▸ Given request
In the entries, find all lines that hold the word "clientes" and copy them.

________________

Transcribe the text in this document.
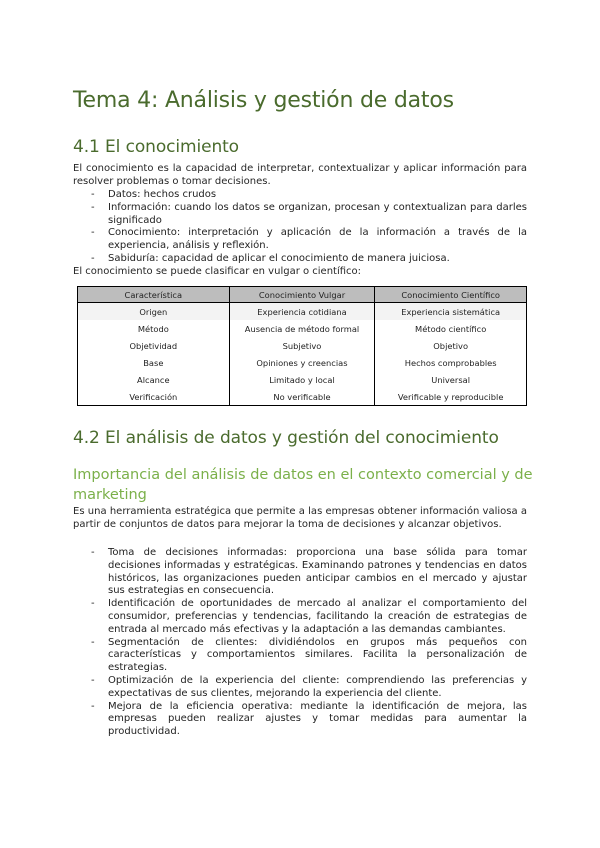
Tema 4: Análisis y gestión de datos
4.1 El conocimiento

El conocimiento es la capacidad de interpretar, contextualizar y aplicar información para resolver problemas o tomar decisiones.

- Datos: hechos crudos
- Información: cuando los datos se organizan, procesan y contextualizan para darles significado
- Conocimiento: interpretación y aplicación de la información a través de la experiencia, análisis y reflexión.
- Sabiduría: capacidad de aplicar el conocimiento de manera juiciosa.

El conocimiento se puede clasificar en vulgar o científico:

Característica	Conocimiento Vulgar	Conocimiento Científico
Origen	Experiencia cotidiana	Experiencia sistemática
Método	Ausencia de método formal	Método científico
Objetividad	Subjetivo	Objetivo
Base	Opiniones y creencias	Hechos comprobables
Alcance	Limitado y local	Universal
Verificación	No verificable	Verificable y reproducible
4.2 El análisis de datos y gestión del conocimiento
Importancia del análisis de datos en el contexto comercial y de marketing

Es una herramienta estratégica que permite a las empresas obtener información valiosa a partir de conjuntos de datos para mejorar la toma de decisiones y alcanzar objetivos.

- Toma de decisiones informadas: proporciona una base sólida para tomar decisiones informadas y estratégicas. Examinando patrones y tendencias en datos históricos, las organizaciones pueden anticipar cambios en el mercado y ajustar sus estrategias en consecuencia.
- Identificación de oportunidades de mercado al analizar el comportamiento del consumidor, preferencias y tendencias, facilitando la creación de estrategias de entrada al mercado más efectivas y la adaptación a las demandas cambiantes.
- Segmentación de clientes: dividiéndolos en grupos más pequeños con características y comportamientos similares. Facilita la personalización de estrategias.
- Optimización de la experiencia del cliente: comprendiendo las preferencias y expectativas de sus clientes, mejorando la experiencia del cliente.
- Mejora de la eficiencia operativa: mediante la identificación de mejora, las empresas pueden realizar ajustes y tomar medidas para aumentar la productividad.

________________

▸ Full output
- Segmentación de clientes: dividiéndolos en grupos más pequeños con características y comportamientos similares. Facilita la personalización de estrategias.
- Optimización de la experiencia del cliente: comprendiendo las preferencias y expectativas de sus clientes, mejorando la experiencia del cliente.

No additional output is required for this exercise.